All of the material below is to be repeated exactly.

* begin LISTED RECORDS *

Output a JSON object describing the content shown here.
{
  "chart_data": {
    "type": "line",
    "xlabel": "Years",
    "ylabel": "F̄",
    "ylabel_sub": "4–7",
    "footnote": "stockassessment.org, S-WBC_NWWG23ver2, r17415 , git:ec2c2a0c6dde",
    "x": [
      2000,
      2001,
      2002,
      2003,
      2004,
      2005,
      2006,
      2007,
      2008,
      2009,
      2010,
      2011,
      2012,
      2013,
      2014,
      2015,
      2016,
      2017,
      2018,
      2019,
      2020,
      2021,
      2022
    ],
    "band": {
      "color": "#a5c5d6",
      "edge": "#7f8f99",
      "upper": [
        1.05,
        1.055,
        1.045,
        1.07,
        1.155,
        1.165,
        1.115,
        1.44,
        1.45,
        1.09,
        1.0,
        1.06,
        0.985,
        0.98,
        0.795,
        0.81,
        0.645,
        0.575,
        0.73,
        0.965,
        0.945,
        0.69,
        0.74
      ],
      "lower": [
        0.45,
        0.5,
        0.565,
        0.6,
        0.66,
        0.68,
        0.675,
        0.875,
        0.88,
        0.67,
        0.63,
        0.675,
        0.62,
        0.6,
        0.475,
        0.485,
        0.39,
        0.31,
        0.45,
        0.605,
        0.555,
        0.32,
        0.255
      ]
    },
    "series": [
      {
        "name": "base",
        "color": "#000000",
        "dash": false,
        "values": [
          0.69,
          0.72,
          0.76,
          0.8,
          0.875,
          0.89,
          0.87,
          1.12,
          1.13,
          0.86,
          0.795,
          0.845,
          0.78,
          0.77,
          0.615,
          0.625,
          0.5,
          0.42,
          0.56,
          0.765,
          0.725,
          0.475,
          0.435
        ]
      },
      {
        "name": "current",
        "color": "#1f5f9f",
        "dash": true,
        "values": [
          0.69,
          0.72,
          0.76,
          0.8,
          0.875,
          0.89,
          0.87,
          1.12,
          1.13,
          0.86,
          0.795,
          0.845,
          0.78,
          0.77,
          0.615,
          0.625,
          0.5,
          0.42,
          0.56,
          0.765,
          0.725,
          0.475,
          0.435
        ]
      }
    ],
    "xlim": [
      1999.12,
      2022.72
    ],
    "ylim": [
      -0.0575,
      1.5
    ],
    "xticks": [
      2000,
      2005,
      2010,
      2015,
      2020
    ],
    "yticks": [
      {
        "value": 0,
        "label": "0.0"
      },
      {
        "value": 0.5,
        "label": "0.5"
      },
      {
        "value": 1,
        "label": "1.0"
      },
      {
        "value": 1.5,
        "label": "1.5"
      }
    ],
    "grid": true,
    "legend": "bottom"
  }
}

* end LISTED RECORDS *

* **ANSWER**
Output a JSON object describing the content shown here.
{
  "chart_data": {
    "type": "line",
    "xlabel": "Years",
    "ylabel": "F̄",
    "ylabel_sub": "4–7",
    "footnote": "stockassessment.org, S-WBC_NWWG23ver2, r17415 , git:ec2c2a0c6dde",
    "x": [
      2000,
      2001,
      2002,
      2003,
      2004,
      2005,
      2006,
      2007,
      2008,
      2009,
      2010,
      2011,
      2012,
      2013,
      2014,
      2015,
      2016,
      2017,
      2018,
      2019,
      2020,
      2021,
      2022
    ],
    "band": {
      "color": "#a5c5d6",
      "edge": "#7f8f99",
      "upper": [
        1.05,
        1.055,
        1.045,
        1.07,
        1.155,
        1.165,
        1.115,
        1.44,
        1.45,
        1.09,
        1.0,
        1.06,
        0.985,
        0.98,
        0.795,
        0.81,
        0.645,
        0.575,
        0.73,
        0.965,
        0.945,
        0.69,
        0.74
      ],
      "lower": [
        0.45,
        0.5,
        0.565,
        0.6,
        0.66,
        0.68,
        0.675,
        0.875,
        0.88,
        0.67,
        0.63,
        0.675,
        0.62,
        0.6,
        0.475,
        0.485,
        0.39,
        0.31,
        0.45,
        0.605,
        0.555,
        0.32,
        0.255
      ]
    },
    "series": [
      {
        "name": "base",
        "color": "#000000",
        "dash": false,
        "values": [
          0.69,
          0.72,
          0.76,
          0.8,
          0.875,
          0.89,
          0.87,
          1.12,
          1.13,
          0.86,
          0.795,
          0.845,
          0.78,
          0.77,
          0.615,
          0.625,
          0.5,
          0.42,
          0.56,
          0.765,
          0.725,
          0.475,
          0.435
        ]
      },
      {
        "name": "current",
        "color": "#1f5f9f",
        "dash": true,
        "values": [
          0.69,
          0.72,
          0.76,
          0.8,
          0.875,
          0.89,
          0.87,
          1.12,
          1.13,
          0.86,
          0.795,
          0.845,
          0.78,
          0.77,
          0.615,
          0.625,
          0.5,
          0.42,
          0.56,
          0.765,
          0.725,
          0.475,
          0.435
        ]
      }
    ],
    "xlim": [
      1999.12,
      2022.72
    ],
    "ylim": [
      -0.0575,
      1.5
    ],
    "xticks": [
      2000,
      2005,
      2010,
      2015,
      2020
    ],
    "yticks": [
      {
        "value": 0,
        "label": "0.0"
      },
      {
        "value": 0.5,
        "label": "0.5"
      },
      {
        "value": 1,
        "label": "1.0"
      },
      {
        "value": 1.5,
        "label": "1.5"
      }
    ],
    "grid": true,
    "legend": "bottom"
  }
}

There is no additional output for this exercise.